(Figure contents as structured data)
start
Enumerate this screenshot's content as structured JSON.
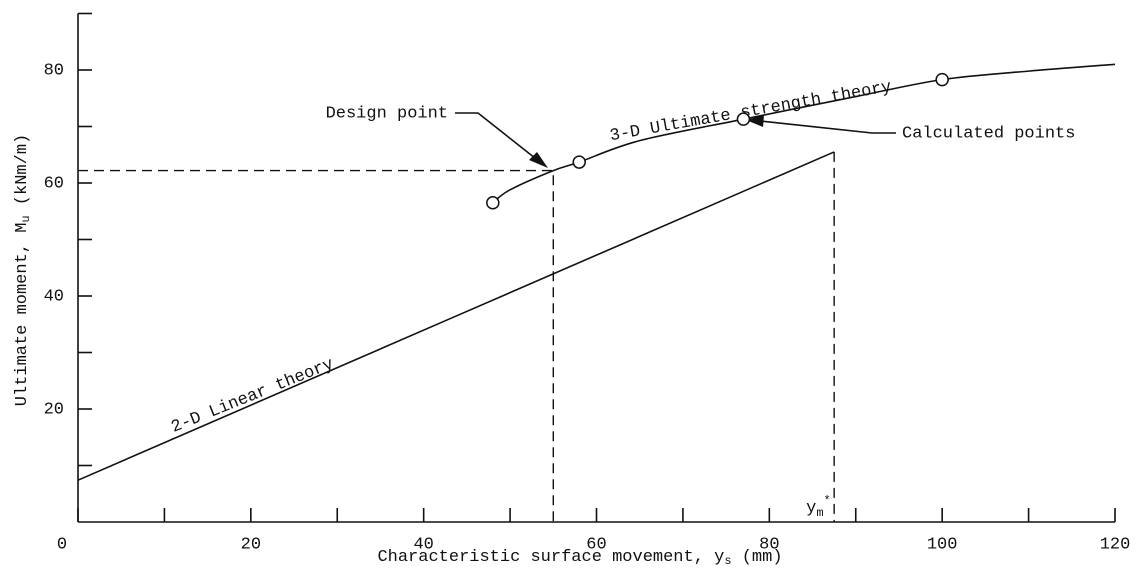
{
  "chart_data": {
    "type": "line",
    "x_label": "Characteristic surface movement, y",
    "x_label_sub": "s",
    "x_label_unit": " (mm)",
    "y_label": "Ultimate moment, M",
    "y_label_sub": "u",
    "y_label_unit": " (kNm/m)",
    "xlim": [
      0,
      120
    ],
    "ylim": [
      0,
      90
    ],
    "xticks": [
      0,
      20,
      40,
      60,
      80,
      100,
      120
    ],
    "xminor_ticks": [
      10,
      30,
      50,
      70,
      90,
      110
    ],
    "yticks": [
      20,
      40,
      60,
      80
    ],
    "yminor_ticks": [
      10,
      30,
      50,
      70,
      90
    ],
    "series": [
      {
        "name": "2-D Linear theory",
        "color": "#111111",
        "x": [
          0,
          87.5
        ],
        "values": [
          7.4,
          65.5
        ]
      },
      {
        "name": "3-D Ultimate strength theory",
        "color": "#111111",
        "x": [
          48,
          50,
          55,
          58,
          65,
          77,
          90,
          100,
          110,
          120
        ],
        "values": [
          56.5,
          58.8,
          62.2,
          63.7,
          67.5,
          71.3,
          75.3,
          78.3,
          79.8,
          81
        ]
      }
    ],
    "calculated_points": {
      "name": "Calculated points",
      "x": [
        48,
        58,
        77,
        100
      ],
      "values": [
        56.5,
        63.7,
        71.3,
        78.3
      ]
    },
    "design_point": {
      "name": "Design point",
      "x": 55,
      "y": 62.2
    },
    "ym_star": {
      "x": 87.5,
      "label": "y",
      "label_sub": "m",
      "label_sup": "*"
    }
  }
}
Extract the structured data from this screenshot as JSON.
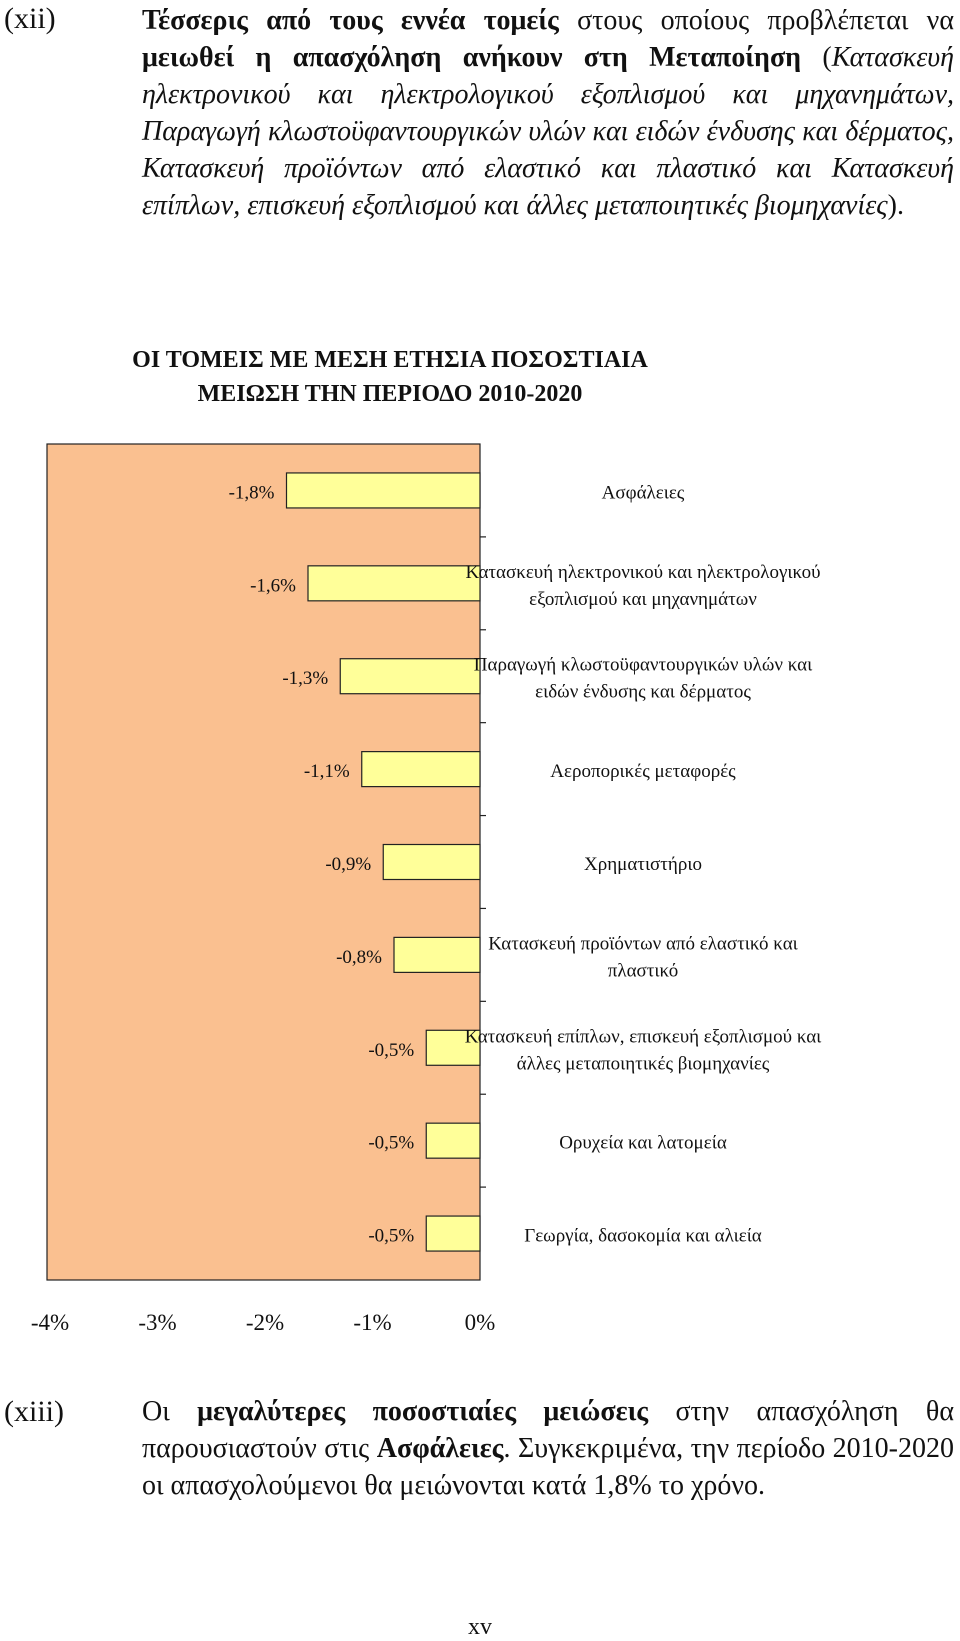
end
Without including any pictures, print each record exactly.

#### [EXERCISE SOLUTION]
Enumerate this screenshot's content as structured JSON.
{
  "chart_data": {
    "type": "line",
    "x_label": "Characteristic surface movement, y",
    "x_label_sub": "s",
    "x_label_unit": " (mm)",
    "y_label": "Ultimate moment, M",
    "y_label_sub": "u",
    "y_label_unit": " (kNm/m)",
    "xlim": [
      0,
      120
    ],
    "ylim": [
      0,
      90
    ],
    "xticks": [
      0,
      20,
      40,
      60,
      80,
      100,
      120
    ],
    "xminor_ticks": [
      10,
      30,
      50,
      70,
      90,
      110
    ],
    "yticks": [
      20,
      40,
      60,
      80
    ],
    "yminor_ticks": [
      10,
      30,
      50,
      70,
      90
    ],
    "series": [
      {
        "name": "2-D Linear theory",
        "color": "#111111",
        "x": [
          0,
          87.5
        ],
        "values": [
          7.4,
          65.5
        ]
      },
      {
        "name": "3-D Ultimate strength theory",
        "color": "#111111",
        "x": [
          48,
          50,
          55,
          58,
          65,
          77,
          90,
          100,
          110,
          120
        ],
        "values": [
          56.5,
          58.8,
          62.2,
          63.7,
          67.5,
          71.3,
          75.3,
          78.3,
          79.8,
          81
        ]
      }
    ],
    "calculated_points": {
      "name": "Calculated points",
      "x": [
        48,
        58,
        77,
        100
      ],
      "values": [
        56.5,
        63.7,
        71.3,
        78.3
      ]
    },
    "design_point": {
      "name": "Design point",
      "x": 55,
      "y": 62.2
    },
    "ym_star": {
      "x": 87.5,
      "label": "y",
      "label_sub": "m",
      "label_sup": "*"
    }
  }
}
Extract the structured data from this screenshot as JSON.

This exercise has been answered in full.